### Material for the task
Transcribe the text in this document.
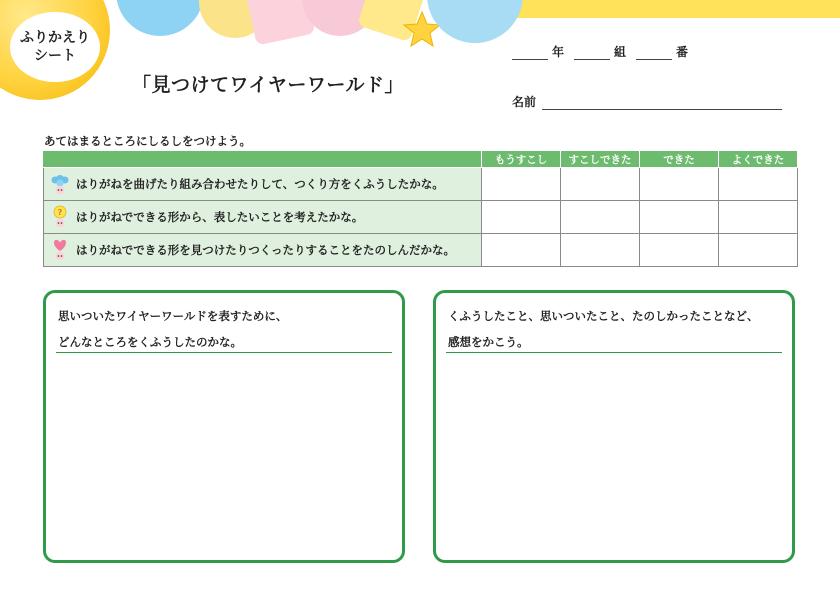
ふりかえり
シート
「見つけてワイヤーワールド」
年	組	番
名前
あてはまるところにしるしをつけよう。
	もうすこし	すこしできた	できた	よくできた

はりがねを曲げたり組み合わせたりして、つくり方をくふうしたかな。				

? はりがねでできる形から、表したいことを考えたかな。				

はりがねでできる形を見つけたりつくったりすることをたのしんだかな。				

思いついたワイヤーワールドを表すために、
どんなところをくふうしたのかな。
くふうしたこと、思いついたこと、たのしかったことなど、
感想をかこう。
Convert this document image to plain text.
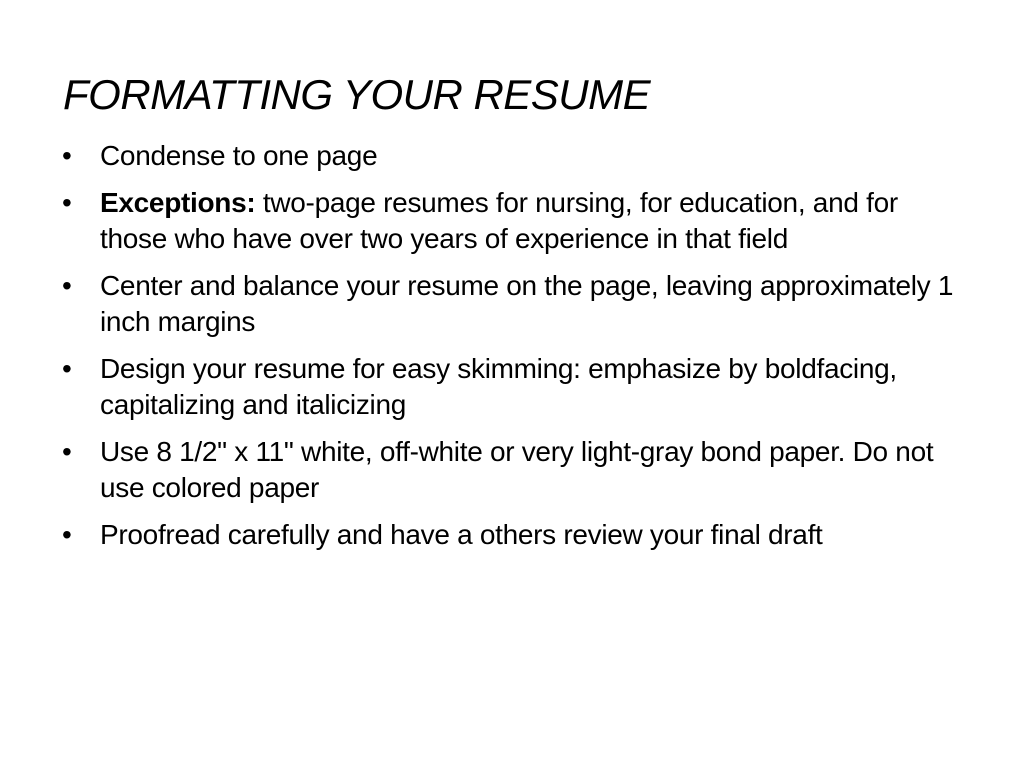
FORMATTING YOUR RESUME
•	Condense to one page
•	Exceptions: two-page resumes for nursing, for education, and for those who have over two years of experience in that field
•	Center and balance your resume on the page, leaving approximately 1 inch margins
•	Design your resume for easy skimming: emphasize by boldfacing, capitalizing and italicizing
•	Use 8 1/2" x 11" white, off-white or very light-gray bond paper. Do not use colored paper
•	Proofread carefully and have a others review your final draft
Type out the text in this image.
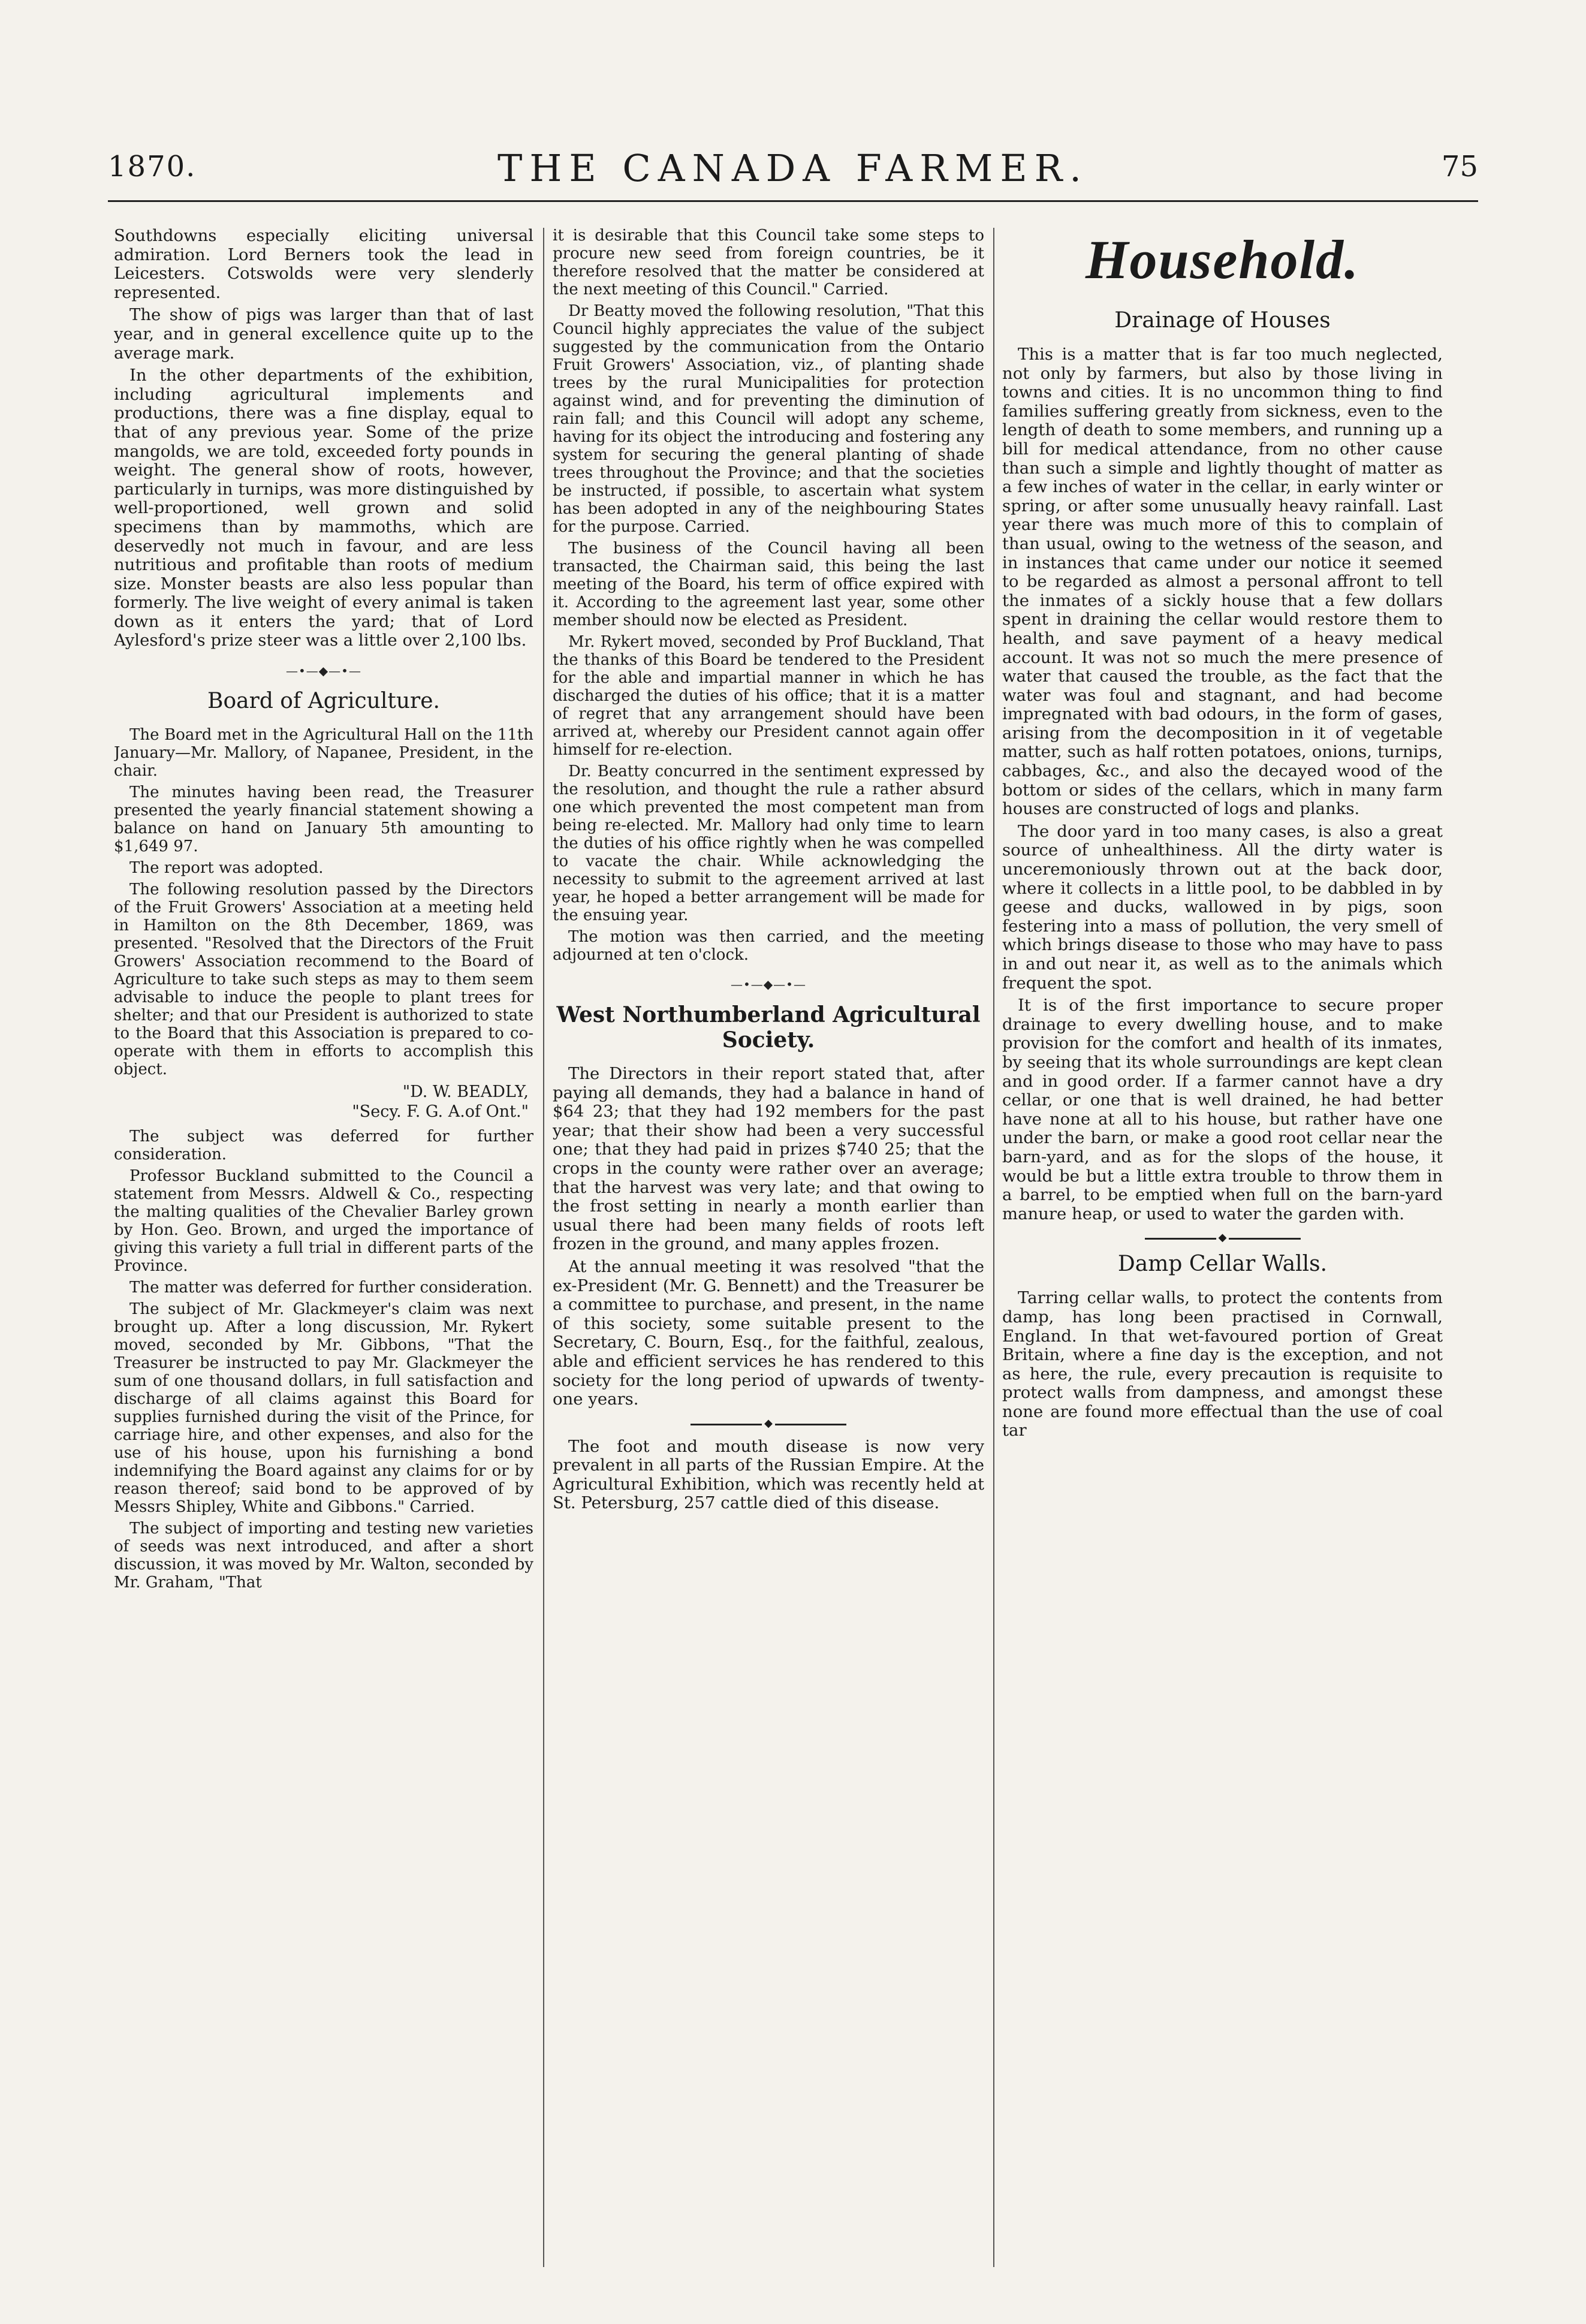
1870.	THE CANADA FARMER.	75

Southdowns especially eliciting universal admiration. Lord Berners took the lead in Leicesters. Cotswolds were very slenderly represented.

The show of pigs was larger than that of last year, and in general excellence quite up to the average mark.

In the other departments of the exhibition, including agricultural implements and productions, there was a fine display, equal to that of any previous year. Some of the prize mangolds, we are told, exceeded forty pounds in weight. The general show of roots, however, particularly in turnips, was more distinguished by well-proportioned, well grown and solid specimens than by mammoths, which are deservedly not much in favour, and are less nutritious and profitable than roots of medium size. Monster beasts are also less popular than formerly. The live weight of every animal is taken down as it enters the yard; that of Lord Aylesford's prize steer was a little over 2,100 lbs.

—•—◆—•—
Board of Agriculture.

The Board met in the Agricultural Hall on the 11th January—Mr. Mallory, of Napanee, President, in the chair.

The minutes having been read, the Treasurer presented the yearly financial statement showing a balance on hand on January 5th amounting to $1,649 97.

The report was adopted.

The following resolution passed by the Directors of the Fruit Growers' Association at a meeting held in Hamilton on the 8th December, 1869, was presented. "Resolved that the Directors of the Fruit Growers' Association recommend to the Board of Agriculture to take such steps as may to them seem advisable to induce the people to plant trees for shelter; and that our President is authorized to state to the Board that this Association is prepared to co-operate with them in efforts to accomplish this object.

"D. W. BEADLY,
"Secy. F. G. A.of Ont."

The subject was deferred for further consideration.

Professor Buckland submitted to the Council a statement from Messrs. Aldwell & Co., respecting the malting qualities of the Chevalier Barley grown by Hon. Geo. Brown, and urged the importance of giving this variety a full trial in different parts of the Province.

The matter was deferred for further consideration.

The subject of Mr. Glackmeyer's claim was next brought up. After a long discussion, Mr. Rykert moved, seconded by Mr. Gibbons, "That the Treasurer be instructed to pay Mr. Glackmeyer the sum of one thousand dollars, in full satisfaction and discharge of all claims against this Board for supplies furnished during the visit of the Prince, for carriage hire, and other expenses, and also for the use of his house, upon his furnishing a bond indemnifying the Board against any claims for or by reason thereof; said bond to be approved of by Messrs Shipley, White and Gibbons." Carried.

The subject of importing and testing new varieties of seeds was next introduced, and after a short discussion, it was moved by Mr. Walton, seconded by Mr. Graham, "That

it is desirable that this Council take some steps to procure new seed from foreign countries, be it therefore resolved that the matter be considered at the next meeting of this Council." Carried.

Dr Beatty moved the following resolution, "That this Council highly appreciates the value of the subject suggested by the communication from the Ontario Fruit Growers' Association, viz., of planting shade trees by the rural Municipalities for protection against wind, and for preventing the diminution of rain fall; and this Council will adopt any scheme, having for its object the introducing and fostering any system for securing the general planting of shade trees throughout the Province; and that the societies be instructed, if possible, to ascertain what system has been adopted in any of the neighbouring States for the purpose. Carried.

The business of the Council having all been transacted, the Chairman said, this being the last meeting of the Board, his term of office expired with it. According to the agreement last year, some other member should now be elected as President.

Mr. Rykert moved, seconded by Prof Buckland, That the thanks of this Board be tendered to the President for the able and impartial manner in which he has discharged the duties of his office; that it is a matter of regret that any arrangement should have been arrived at, whereby our President cannot again offer himself for re-election.

Dr. Beatty concurred in the sentiment expressed by the resolution, and thought the rule a rather absurd one which prevented the most competent man from being re-elected. Mr. Mallory had only time to learn the duties of his office rightly when he was compelled to vacate the chair. While acknowledging the necessity to submit to the agreement arrived at last year, he hoped a better arrangement will be made for the ensuing year.

The motion was then carried, and the meeting adjourned at ten o'clock.

—•—◆—•—
West Northumberland Agricultural Society.

The Directors in their report stated that, after paying all demands, they had a balance in hand of $64 23; that they had 192 members for the past year; that their show had been a very successful one; that they had paid in prizes $740 25; that the crops in the county were rather over an average; that the harvest was very late; and that owing to the frost setting in nearly a month earlier than usual there had been many fields of roots left frozen in the ground, and many apples frozen.

At the annual meeting it was resolved "that the ex-President (Mr. G. Bennett) and the Treasurer be a committee to purchase, and present, in the name of this society, some suitable present to the Secretary, C. Bourn, Esq., for the faithful, zealous, able and efficient services he has rendered to this society for the long period of upwards of twenty-one years.

◆

The foot and mouth disease is now very prevalent in all parts of the Russian Empire. At the Agricultural Exhibition, which was recently held at St. Petersburg, 257 cattle died of this disease.

Household.
Drainage of Houses

This is a matter that is far too much neglected, not only by farmers, but also by those living in towns and cities. It is no uncommon thing to find families suffering greatly from sickness, even to the length of death to some members, and running up a bill for medical attendance, from no other cause than such a simple and lightly thought of matter as a few inches of water in the cellar, in early winter or spring, or after some unusually heavy rainfall. Last year there was much more of this to complain of than usual, owing to the wetness of the season, and in instances that came under our notice it seemed to be regarded as almost a personal affront to tell the inmates of a sickly house that a few dollars spent in draining the cellar would restore them to health, and save payment of a heavy medical account. It was not so much the mere presence of water that caused the trouble, as the fact that the water was foul and stagnant, and had become impregnated with bad odours, in the form of gases, arising from the decomposition in it of vegetable matter, such as half rotten potatoes, onions, turnips, cabbages, &c., and also the decayed wood of the bottom or sides of the cellars, which in many farm houses are constructed of logs and planks.

The door yard in too many cases, is also a great source of unhealthiness. All the dirty water is unceremoniously thrown out at the back door, where it collects in a little pool, to be dabbled in by geese and ducks, wallowed in by pigs, soon festering into a mass of pollution, the very smell of which brings disease to those who may have to pass in and out near it, as well as to the animals which frequent the spot.

It is of the first importance to secure proper drainage to every dwelling house, and to make provision for the comfort and health of its inmates, by seeing that its whole surroundings are kept clean and in good order. If a farmer cannot have a dry cellar, or one that is well drained, he had better have none at all to his house, but rather have one under the barn, or make a good root cellar near the barn-yard, and as for the slops of the house, it would be but a little extra trouble to throw them in a barrel, to be emptied when full on the barn-yard manure heap, or used to water the garden with.

◆
Damp Cellar Walls.

Tarring cellar walls, to protect the contents from damp, has long been practised in Cornwall, England. In that wet-favoured portion of Great Britain, where a fine day is the exception, and not as here, the rule, every precaution is requisite to protect walls from dampness, and amongst these none are found more effectual than the use of coal tar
######
- [Problem details]:
Omit every picture while copying the listing above exactly.

- [Answer to the exercise]:
Transcribe the text in this document.
ふりかえり
シート
「見つけてワイヤーワールド」
年	組	番
名前
あてはまるところにしるしをつけよう。
	もうすこし	すこしできた	できた	よくできた

はりがねを曲げたり組み合わせたりして、つくり方をくふうしたかな。				

? はりがねでできる形から、表したいことを考えたかな。				

はりがねでできる形を見つけたりつくったりすることをたのしんだかな。				

思いついたワイヤーワールドを表すために、
どんなところをくふうしたのかな。
くふうしたこと、思いついたこと、たのしかったことなど、
感想をかこう。
Convert this document image to plain text.
FORMATTING YOUR RESUME
•	Condense to one page
•	Exceptions: two-page resumes for nursing, for education, and for those who have over two years of experience in that field
•	Center and balance your resume on the page, leaving approximately 1 inch margins
•	Design your resume for easy skimming: emphasize by boldfacing, capitalizing and italicizing
•	Use 8 1/2" x 11" white, off-white or very light-gray bond paper. Do not use colored paper
•	Proofread carefully and have a others review your final draft
Type out the text in this image.
1870.	THE CANADA FARMER.	75

Southdowns especially eliciting universal admiration. Lord Berners took the lead in Leicesters. Cotswolds were very slenderly represented.

The show of pigs was larger than that of last year, and in general excellence quite up to the average mark.

In the other departments of the exhibition, including agricultural implements and productions, there was a fine display, equal to that of any previous year. Some of the prize mangolds, we are told, exceeded forty pounds in weight. The general show of roots, however, particularly in turnips, was more distinguished by well-proportioned, well grown and solid specimens than by mammoths, which are deservedly not much in favour, and are less nutritious and profitable than roots of medium size. Monster beasts are also less popular than formerly. The live weight of every animal is taken down as it enters the yard; that of Lord Aylesford's prize steer was a little over 2,100 lbs.

—•—◆—•—
Board of Agriculture.

The Board met in the Agricultural Hall on the 11th January—Mr. Mallory, of Napanee, President, in the chair.

The minutes having been read, the Treasurer presented the yearly financial statement showing a balance on hand on January 5th amounting to $1,649 97.

The report was adopted.

The following resolution passed by the Directors of the Fruit Growers' Association at a meeting held in Hamilton on the 8th December, 1869, was presented. "Resolved that the Directors of the Fruit Growers' Association recommend to the Board of Agriculture to take such steps as may to them seem advisable to induce the people to plant trees for shelter; and that our President is authorized to state to the Board that this Association is prepared to co-operate with them in efforts to accomplish this object.

"D. W. BEADLY,
"Secy. F. G. A.of Ont."

The subject was deferred for further consideration.

Professor Buckland submitted to the Council a statement from Messrs. Aldwell & Co., respecting the malting qualities of the Chevalier Barley grown by Hon. Geo. Brown, and urged the importance of giving this variety a full trial in different parts of the Province.

The matter was deferred for further consideration.

The subject of Mr. Glackmeyer's claim was next brought up. After a long discussion, Mr. Rykert moved, seconded by Mr. Gibbons, "That the Treasurer be instructed to pay Mr. Glackmeyer the sum of one thousand dollars, in full satisfaction and discharge of all claims against this Board for supplies furnished during the visit of the Prince, for carriage hire, and other expenses, and also for the use of his house, upon his furnishing a bond indemnifying the Board against any claims for or by reason thereof; said bond to be approved of by Messrs Shipley, White and Gibbons." Carried.

The subject of importing and testing new varieties of seeds was next introduced, and after a short discussion, it was moved by Mr. Walton, seconded by Mr. Graham, "That

it is desirable that this Council take some steps to procure new seed from foreign countries, be it therefore resolved that the matter be considered at the next meeting of this Council." Carried.

Dr Beatty moved the following resolution, "That this Council highly appreciates the value of the subject suggested by the communication from the Ontario Fruit Growers' Association, viz., of planting shade trees by the rural Municipalities for protection against wind, and for preventing the diminution of rain fall; and this Council will adopt any scheme, having for its object the introducing and fostering any system for securing the general planting of shade trees throughout the Province; and that the societies be instructed, if possible, to ascertain what system has been adopted in any of the neighbouring States for the purpose. Carried.

The business of the Council having all been transacted, the Chairman said, this being the last meeting of the Board, his term of office expired with it. According to the agreement last year, some other member should now be elected as President.

Mr. Rykert moved, seconded by Prof Buckland, That the thanks of this Board be tendered to the President for the able and impartial manner in which he has discharged the duties of his office; that it is a matter of regret that any arrangement should have been arrived at, whereby our President cannot again offer himself for re-election.

Dr. Beatty concurred in the sentiment expressed by the resolution, and thought the rule a rather absurd one which prevented the most competent man from being re-elected. Mr. Mallory had only time to learn the duties of his office rightly when he was compelled to vacate the chair. While acknowledging the necessity to submit to the agreement arrived at last year, he hoped a better arrangement will be made for the ensuing year.

The motion was then carried, and the meeting adjourned at ten o'clock.

—•—◆—•—
West Northumberland Agricultural Society.

The Directors in their report stated that, after paying all demands, they had a balance in hand of $64 23; that they had 192 members for the past year; that their show had been a very successful one; that they had paid in prizes $740 25; that the crops in the county were rather over an average; that the harvest was very late; and that owing to the frost setting in nearly a month earlier than usual there had been many fields of roots left frozen in the ground, and many apples frozen.

At the annual meeting it was resolved "that the ex-President (Mr. G. Bennett) and the Treasurer be a committee to purchase, and present, in the name of this society, some suitable present to the Secretary, C. Bourn, Esq., for the faithful, zealous, able and efficient services he has rendered to this society for the long period of upwards of twenty-one years.

◆

The foot and mouth disease is now very prevalent in all parts of the Russian Empire. At the Agricultural Exhibition, which was recently held at St. Petersburg, 257 cattle died of this disease.

Household.
Drainage of Houses

This is a matter that is far too much neglected, not only by farmers, but also by those living in towns and cities. It is no uncommon thing to find families suffering greatly from sickness, even to the length of death to some members, and running up a bill for medical attendance, from no other cause than such a simple and lightly thought of matter as a few inches of water in the cellar, in early winter or spring, or after some unusually heavy rainfall. Last year there was much more of this to complain of than usual, owing to the wetness of the season, and in instances that came under our notice it seemed to be regarded as almost a personal affront to tell the inmates of a sickly house that a few dollars spent in draining the cellar would restore them to health, and save payment of a heavy medical account. It was not so much the mere presence of water that caused the trouble, as the fact that the water was foul and stagnant, and had become impregnated with bad odours, in the form of gases, arising from the decomposition in it of vegetable matter, such as half rotten potatoes, onions, turnips, cabbages, &c., and also the decayed wood of the bottom or sides of the cellars, which in many farm houses are constructed of logs and planks.

The door yard in too many cases, is also a great source of unhealthiness. All the dirty water is unceremoniously thrown out at the back door, where it collects in a little pool, to be dabbled in by geese and ducks, wallowed in by pigs, soon festering into a mass of pollution, the very smell of which brings disease to those who may have to pass in and out near it, as well as to the animals which frequent the spot.

It is of the first importance to secure proper drainage to every dwelling house, and to make provision for the comfort and health of its inmates, by seeing that its whole surroundings are kept clean and in good order. If a farmer cannot have a dry cellar, or one that is well drained, he had better have none at all to his house, but rather have one under the barn, or make a good root cellar near the barn-yard, and as for the slops of the house, it would be but a little extra trouble to throw them in a barrel, to be emptied when full on the barn-yard manure heap, or used to water the garden with.

◆
Damp Cellar Walls.

Tarring cellar walls, to protect the contents from damp, has long been practised in Cornwall, England. In that wet-favoured portion of Great Britain, where a fine day is the exception, and not as here, the rule, every precaution is requisite to protect walls from dampness, and amongst these none are found more effectual than the use of coal tar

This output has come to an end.